RAW RECORDS =
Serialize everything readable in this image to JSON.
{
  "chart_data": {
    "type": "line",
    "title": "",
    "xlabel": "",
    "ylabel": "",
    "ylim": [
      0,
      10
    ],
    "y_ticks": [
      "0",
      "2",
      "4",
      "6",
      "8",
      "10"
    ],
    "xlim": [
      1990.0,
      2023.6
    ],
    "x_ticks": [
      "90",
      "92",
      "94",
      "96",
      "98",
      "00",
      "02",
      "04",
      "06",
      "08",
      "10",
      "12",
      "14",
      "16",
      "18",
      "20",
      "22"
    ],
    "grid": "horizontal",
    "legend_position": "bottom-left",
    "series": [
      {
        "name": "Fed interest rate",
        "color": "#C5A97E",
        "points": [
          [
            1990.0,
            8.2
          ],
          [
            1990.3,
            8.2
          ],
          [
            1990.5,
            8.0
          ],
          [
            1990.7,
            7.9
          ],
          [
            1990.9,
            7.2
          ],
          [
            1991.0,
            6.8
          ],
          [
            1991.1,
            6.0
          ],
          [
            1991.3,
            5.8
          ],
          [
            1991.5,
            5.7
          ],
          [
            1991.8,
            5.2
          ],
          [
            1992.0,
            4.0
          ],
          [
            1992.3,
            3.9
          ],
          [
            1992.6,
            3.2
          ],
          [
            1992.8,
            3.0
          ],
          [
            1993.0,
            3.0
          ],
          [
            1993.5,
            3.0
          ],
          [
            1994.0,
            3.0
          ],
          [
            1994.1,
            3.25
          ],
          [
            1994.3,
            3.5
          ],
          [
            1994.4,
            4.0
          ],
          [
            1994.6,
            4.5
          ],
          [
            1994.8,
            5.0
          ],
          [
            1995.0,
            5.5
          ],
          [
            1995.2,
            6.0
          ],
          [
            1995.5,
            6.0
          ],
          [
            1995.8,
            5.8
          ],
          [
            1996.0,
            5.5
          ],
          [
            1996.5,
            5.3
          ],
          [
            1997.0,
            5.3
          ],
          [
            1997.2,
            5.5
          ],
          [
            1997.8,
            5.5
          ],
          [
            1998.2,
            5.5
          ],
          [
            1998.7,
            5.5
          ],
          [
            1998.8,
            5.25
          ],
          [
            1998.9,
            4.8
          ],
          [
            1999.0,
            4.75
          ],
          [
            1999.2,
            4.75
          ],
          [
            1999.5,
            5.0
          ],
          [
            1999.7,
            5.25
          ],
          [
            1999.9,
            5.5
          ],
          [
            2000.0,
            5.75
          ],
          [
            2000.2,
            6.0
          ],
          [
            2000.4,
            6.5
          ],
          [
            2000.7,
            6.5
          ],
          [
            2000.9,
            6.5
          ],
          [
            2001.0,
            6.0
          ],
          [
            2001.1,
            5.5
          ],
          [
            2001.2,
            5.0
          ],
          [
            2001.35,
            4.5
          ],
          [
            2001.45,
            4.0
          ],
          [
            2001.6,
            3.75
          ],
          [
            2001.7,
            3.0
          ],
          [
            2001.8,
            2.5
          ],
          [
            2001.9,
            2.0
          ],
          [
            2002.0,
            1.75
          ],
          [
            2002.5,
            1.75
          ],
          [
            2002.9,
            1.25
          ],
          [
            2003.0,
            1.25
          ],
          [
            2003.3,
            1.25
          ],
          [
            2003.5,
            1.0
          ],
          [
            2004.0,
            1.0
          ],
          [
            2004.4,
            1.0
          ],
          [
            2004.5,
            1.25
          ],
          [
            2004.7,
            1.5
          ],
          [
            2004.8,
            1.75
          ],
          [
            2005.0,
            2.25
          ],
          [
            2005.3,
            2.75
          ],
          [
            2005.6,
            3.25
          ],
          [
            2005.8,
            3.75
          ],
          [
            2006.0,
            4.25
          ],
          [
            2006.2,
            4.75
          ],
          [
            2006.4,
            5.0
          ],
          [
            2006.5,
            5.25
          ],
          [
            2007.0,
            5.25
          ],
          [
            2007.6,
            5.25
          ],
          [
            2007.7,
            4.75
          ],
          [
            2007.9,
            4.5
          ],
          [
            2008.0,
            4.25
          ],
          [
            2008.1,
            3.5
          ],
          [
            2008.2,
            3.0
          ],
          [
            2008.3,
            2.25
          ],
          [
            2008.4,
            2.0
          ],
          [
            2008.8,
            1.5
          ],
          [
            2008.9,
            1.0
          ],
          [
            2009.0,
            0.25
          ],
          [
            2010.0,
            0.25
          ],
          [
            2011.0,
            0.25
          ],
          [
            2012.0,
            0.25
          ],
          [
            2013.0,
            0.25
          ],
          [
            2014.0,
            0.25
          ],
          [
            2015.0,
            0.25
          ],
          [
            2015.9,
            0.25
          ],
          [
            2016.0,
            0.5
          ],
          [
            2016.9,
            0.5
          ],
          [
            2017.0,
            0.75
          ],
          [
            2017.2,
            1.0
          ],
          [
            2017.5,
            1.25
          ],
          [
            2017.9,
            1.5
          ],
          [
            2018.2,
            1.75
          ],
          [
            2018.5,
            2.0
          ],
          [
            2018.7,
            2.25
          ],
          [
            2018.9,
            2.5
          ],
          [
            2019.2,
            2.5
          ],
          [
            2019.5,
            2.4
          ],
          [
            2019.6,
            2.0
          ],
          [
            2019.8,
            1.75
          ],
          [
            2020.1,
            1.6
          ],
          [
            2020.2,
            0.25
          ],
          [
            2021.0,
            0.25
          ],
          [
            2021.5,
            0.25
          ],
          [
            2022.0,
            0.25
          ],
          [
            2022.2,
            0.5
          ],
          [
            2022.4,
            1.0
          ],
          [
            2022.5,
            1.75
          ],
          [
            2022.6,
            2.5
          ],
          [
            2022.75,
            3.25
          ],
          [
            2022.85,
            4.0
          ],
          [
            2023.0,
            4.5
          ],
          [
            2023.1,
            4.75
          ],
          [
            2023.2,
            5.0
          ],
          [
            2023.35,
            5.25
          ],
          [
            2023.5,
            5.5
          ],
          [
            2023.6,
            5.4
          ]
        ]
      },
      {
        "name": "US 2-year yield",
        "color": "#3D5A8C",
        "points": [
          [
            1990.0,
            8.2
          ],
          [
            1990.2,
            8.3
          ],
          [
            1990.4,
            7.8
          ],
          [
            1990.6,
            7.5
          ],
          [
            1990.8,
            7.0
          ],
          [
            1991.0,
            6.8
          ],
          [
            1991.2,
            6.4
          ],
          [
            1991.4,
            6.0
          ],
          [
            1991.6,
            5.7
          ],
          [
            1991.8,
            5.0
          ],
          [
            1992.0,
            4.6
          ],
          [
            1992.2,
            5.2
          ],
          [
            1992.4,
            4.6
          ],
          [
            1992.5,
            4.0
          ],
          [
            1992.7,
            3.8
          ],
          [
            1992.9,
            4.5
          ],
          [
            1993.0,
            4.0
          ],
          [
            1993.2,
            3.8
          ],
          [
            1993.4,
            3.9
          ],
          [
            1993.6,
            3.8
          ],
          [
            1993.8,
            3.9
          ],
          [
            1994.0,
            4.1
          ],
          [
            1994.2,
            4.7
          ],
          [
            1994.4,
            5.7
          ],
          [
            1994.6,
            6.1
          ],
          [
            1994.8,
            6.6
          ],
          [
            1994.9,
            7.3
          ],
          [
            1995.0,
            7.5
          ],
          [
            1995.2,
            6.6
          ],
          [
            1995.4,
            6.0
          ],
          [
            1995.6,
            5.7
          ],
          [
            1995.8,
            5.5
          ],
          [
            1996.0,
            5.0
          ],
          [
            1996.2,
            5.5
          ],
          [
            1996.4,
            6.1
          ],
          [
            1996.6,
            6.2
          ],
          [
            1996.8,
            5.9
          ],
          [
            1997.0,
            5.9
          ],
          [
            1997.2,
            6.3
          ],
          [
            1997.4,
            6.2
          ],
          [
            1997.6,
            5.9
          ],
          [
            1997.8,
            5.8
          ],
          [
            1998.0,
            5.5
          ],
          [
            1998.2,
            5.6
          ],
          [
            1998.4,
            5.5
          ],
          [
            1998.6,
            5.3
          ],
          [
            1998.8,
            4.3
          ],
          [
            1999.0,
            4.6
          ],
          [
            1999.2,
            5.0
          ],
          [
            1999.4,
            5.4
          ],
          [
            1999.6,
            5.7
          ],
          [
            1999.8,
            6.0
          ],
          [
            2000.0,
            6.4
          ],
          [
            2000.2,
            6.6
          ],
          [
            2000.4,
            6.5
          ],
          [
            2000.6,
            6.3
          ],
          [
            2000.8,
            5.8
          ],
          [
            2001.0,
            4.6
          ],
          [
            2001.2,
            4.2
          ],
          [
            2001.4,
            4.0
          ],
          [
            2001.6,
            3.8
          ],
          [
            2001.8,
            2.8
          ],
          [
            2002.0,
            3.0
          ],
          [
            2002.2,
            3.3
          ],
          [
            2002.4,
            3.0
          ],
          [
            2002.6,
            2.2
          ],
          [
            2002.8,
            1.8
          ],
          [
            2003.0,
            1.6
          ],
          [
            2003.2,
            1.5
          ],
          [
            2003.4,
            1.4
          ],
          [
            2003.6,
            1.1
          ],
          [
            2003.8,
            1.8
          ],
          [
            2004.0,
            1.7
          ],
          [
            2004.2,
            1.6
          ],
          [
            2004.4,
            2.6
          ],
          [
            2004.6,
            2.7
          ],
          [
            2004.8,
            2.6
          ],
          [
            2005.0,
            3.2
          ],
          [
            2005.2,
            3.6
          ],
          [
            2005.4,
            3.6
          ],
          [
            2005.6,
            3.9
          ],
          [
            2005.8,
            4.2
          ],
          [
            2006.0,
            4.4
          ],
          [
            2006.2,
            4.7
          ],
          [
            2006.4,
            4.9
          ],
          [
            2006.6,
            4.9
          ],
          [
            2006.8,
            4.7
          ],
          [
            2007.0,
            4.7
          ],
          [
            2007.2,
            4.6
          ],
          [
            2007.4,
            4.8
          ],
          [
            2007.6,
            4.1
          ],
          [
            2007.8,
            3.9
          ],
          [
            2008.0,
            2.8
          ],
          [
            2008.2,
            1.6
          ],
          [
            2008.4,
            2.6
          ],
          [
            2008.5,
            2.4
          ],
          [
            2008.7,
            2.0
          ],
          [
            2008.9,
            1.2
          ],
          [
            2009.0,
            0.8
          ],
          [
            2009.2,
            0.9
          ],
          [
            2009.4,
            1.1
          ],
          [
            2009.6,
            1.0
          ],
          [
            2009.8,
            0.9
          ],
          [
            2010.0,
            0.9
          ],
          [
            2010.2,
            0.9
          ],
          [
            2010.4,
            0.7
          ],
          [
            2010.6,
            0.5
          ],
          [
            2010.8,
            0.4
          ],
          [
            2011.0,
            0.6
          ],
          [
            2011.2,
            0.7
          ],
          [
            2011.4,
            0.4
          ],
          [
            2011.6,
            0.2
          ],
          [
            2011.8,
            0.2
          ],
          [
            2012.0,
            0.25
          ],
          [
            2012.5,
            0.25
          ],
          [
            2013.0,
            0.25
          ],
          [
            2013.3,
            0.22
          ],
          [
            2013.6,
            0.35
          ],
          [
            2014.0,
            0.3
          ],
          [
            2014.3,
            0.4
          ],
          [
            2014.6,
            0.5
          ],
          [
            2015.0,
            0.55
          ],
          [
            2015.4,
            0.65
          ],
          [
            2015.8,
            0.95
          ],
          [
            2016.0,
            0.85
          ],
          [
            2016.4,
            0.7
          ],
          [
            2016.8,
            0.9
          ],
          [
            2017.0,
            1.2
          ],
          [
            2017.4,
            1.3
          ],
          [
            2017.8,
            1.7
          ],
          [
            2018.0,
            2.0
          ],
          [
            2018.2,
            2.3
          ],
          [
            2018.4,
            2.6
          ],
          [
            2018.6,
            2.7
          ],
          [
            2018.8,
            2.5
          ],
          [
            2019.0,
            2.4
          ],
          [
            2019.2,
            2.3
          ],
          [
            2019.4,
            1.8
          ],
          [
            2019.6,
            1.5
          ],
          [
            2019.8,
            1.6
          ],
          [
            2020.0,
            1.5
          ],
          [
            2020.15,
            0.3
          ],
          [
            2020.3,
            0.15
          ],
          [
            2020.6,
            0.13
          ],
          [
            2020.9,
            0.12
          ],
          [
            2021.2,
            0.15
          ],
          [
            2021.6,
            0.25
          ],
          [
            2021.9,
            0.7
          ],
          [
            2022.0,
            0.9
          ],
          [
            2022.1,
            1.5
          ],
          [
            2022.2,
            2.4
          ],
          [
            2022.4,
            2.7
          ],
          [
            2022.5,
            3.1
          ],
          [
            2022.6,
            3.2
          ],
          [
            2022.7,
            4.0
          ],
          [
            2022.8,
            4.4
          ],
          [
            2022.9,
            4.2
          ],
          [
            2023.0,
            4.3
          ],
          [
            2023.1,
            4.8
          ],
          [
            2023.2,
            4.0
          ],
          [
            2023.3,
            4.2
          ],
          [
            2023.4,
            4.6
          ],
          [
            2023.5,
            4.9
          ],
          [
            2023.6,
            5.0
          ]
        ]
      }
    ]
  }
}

GIVEN PROBLEM =
Pull out all lines in the data above that include "name".

RESULT =
        "name": "Fed interest rate",
        "name": "US 2-year yield",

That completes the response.